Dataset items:
>> Start

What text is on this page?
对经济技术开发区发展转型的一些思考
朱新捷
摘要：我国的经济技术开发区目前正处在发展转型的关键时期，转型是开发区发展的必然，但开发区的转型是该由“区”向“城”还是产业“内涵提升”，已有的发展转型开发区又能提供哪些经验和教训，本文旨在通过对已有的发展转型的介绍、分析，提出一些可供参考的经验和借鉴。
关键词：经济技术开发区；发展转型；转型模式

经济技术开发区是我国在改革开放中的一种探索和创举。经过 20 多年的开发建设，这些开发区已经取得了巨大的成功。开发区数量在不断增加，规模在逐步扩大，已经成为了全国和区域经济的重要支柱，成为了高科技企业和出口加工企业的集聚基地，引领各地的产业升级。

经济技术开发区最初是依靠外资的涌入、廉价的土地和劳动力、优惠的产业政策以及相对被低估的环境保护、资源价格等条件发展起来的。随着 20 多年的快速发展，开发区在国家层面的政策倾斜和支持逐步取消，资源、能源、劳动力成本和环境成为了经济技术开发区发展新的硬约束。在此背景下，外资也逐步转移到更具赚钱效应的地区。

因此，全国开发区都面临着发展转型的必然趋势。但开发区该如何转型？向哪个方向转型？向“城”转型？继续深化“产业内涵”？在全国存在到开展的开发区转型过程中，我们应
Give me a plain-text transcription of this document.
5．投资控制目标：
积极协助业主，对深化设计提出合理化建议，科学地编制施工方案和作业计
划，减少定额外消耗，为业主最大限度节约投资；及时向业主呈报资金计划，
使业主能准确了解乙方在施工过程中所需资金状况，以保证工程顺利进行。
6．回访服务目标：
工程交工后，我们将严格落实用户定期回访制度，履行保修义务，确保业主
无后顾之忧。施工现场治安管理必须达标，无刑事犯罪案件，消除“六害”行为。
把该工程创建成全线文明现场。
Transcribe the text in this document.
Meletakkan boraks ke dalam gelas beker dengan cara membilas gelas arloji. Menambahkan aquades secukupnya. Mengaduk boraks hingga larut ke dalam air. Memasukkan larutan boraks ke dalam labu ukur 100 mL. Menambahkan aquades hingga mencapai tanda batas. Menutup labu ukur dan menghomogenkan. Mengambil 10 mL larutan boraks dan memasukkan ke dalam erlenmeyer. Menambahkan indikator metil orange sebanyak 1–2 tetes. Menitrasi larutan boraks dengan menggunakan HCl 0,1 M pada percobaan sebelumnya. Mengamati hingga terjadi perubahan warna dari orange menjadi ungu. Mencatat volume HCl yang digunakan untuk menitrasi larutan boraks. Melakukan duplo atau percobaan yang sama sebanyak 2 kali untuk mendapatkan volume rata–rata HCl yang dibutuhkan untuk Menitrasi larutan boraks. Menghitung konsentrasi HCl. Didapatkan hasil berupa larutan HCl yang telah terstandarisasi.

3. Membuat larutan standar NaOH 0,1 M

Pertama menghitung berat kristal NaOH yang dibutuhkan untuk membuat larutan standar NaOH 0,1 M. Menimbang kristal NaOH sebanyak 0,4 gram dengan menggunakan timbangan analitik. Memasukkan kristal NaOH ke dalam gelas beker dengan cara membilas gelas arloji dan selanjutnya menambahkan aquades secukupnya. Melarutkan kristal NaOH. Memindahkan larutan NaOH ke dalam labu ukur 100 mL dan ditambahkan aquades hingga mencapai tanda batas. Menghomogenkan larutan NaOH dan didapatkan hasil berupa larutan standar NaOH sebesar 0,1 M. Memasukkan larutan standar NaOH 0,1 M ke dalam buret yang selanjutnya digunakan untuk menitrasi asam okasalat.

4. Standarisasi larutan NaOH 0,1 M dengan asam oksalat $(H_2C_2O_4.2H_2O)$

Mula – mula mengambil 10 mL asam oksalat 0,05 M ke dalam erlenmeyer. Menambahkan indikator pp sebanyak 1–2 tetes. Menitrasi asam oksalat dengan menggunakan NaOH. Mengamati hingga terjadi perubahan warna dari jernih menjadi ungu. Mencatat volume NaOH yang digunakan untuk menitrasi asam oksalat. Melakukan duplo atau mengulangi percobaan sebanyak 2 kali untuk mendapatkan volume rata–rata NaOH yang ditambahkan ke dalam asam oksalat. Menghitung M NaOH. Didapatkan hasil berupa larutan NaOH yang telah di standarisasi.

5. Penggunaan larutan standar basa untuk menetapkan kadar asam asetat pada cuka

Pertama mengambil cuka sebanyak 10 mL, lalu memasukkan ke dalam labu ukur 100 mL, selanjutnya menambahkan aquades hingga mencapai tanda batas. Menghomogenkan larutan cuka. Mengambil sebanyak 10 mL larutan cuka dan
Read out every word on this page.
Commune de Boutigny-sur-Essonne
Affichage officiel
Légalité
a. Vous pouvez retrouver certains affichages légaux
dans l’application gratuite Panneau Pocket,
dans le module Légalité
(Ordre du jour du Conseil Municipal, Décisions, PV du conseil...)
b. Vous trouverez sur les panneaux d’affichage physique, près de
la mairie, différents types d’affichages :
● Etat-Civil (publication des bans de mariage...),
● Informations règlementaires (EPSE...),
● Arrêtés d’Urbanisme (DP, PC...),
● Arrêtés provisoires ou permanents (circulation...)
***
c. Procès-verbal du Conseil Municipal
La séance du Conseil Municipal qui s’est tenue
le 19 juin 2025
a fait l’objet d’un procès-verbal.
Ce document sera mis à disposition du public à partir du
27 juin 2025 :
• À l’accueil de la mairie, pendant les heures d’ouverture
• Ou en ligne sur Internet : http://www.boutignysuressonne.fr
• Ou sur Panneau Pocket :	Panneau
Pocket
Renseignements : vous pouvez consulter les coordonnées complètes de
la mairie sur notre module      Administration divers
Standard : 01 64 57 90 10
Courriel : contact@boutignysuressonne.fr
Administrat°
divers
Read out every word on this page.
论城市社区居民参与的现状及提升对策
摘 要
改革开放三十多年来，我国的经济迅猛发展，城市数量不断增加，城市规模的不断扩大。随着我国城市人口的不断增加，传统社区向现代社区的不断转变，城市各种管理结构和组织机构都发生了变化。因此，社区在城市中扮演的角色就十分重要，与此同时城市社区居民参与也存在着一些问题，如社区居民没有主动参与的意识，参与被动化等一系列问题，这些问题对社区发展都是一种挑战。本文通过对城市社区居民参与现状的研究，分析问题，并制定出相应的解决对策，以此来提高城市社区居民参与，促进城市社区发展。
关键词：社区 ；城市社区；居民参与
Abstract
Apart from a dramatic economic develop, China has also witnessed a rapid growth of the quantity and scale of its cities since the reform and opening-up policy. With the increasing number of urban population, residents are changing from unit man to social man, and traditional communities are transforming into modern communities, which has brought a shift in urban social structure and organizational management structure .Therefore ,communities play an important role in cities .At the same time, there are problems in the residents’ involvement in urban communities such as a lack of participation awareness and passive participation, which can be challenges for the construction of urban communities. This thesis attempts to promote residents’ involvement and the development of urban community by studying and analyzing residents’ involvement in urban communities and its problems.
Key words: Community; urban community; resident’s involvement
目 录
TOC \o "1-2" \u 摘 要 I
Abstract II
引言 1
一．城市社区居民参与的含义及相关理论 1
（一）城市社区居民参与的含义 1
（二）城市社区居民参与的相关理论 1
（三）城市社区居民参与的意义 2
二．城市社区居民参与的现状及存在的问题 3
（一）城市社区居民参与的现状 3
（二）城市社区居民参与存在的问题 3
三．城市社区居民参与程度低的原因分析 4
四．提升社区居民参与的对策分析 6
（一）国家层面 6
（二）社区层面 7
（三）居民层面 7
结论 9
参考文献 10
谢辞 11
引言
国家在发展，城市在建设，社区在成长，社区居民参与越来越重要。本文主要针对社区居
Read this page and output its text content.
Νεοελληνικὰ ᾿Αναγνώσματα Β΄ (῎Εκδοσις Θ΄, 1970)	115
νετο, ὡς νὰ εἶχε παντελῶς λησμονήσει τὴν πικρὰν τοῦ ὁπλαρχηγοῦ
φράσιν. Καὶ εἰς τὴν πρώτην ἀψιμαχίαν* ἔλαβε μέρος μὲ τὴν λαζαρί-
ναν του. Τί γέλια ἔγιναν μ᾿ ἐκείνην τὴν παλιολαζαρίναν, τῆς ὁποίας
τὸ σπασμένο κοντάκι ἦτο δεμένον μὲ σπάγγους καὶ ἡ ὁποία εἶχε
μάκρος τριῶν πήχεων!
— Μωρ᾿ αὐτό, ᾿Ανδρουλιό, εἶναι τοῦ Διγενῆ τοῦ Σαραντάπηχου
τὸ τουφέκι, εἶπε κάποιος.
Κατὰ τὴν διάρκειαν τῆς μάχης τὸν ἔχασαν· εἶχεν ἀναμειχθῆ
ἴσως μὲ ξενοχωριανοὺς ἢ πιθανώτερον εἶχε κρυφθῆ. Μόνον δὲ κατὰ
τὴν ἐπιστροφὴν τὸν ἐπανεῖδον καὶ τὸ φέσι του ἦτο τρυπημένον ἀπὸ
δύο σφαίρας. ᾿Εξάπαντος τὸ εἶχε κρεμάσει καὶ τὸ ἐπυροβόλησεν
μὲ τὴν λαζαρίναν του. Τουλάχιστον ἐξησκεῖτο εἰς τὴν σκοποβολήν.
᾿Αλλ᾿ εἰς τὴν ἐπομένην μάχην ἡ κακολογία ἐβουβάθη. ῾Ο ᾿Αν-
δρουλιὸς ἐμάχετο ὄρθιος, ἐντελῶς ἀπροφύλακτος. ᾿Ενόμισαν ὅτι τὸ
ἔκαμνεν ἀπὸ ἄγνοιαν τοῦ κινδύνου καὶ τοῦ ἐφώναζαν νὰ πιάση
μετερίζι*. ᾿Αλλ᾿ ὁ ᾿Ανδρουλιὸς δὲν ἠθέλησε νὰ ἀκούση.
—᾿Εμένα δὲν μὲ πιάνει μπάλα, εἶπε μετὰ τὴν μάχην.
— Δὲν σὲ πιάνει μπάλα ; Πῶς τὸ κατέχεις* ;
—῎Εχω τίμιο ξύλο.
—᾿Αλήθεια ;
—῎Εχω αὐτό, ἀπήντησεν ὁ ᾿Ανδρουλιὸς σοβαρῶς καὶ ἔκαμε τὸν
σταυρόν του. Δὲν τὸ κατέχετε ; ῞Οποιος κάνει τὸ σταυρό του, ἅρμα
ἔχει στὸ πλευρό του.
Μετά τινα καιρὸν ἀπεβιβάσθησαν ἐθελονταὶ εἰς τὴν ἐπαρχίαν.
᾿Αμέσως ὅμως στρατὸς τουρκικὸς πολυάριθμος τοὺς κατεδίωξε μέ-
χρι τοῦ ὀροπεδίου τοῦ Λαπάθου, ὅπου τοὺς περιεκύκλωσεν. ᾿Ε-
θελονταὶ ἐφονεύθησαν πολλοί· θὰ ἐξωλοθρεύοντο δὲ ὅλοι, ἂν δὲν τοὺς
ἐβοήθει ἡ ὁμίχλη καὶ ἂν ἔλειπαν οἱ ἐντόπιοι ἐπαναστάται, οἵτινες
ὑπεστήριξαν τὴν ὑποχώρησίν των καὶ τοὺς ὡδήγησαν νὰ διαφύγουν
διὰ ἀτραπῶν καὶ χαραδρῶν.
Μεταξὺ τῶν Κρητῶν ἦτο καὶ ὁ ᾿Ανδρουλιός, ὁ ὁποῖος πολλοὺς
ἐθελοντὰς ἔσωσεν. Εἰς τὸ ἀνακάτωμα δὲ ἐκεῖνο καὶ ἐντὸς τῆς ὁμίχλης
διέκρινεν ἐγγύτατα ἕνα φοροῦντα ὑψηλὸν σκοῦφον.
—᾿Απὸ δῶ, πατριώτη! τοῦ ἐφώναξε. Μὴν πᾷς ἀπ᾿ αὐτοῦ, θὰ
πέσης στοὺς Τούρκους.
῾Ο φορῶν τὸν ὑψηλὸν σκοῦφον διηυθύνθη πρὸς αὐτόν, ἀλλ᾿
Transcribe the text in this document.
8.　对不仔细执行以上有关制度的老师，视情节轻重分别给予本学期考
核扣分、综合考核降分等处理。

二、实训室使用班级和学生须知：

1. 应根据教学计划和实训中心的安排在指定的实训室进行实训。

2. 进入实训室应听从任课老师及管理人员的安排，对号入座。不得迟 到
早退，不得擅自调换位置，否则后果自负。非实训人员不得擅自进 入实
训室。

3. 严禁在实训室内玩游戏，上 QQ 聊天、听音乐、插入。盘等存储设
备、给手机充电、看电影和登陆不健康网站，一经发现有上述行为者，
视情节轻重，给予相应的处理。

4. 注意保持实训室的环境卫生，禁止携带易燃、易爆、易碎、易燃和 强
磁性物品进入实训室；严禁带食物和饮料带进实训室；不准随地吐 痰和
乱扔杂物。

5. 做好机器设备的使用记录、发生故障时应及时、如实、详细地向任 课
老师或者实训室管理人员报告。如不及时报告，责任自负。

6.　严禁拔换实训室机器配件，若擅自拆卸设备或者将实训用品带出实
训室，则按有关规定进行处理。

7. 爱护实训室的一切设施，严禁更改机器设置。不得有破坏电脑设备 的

>> End

Tally the lines of the listing that include "document". Reply with nothing but the count.

Problem solution:
4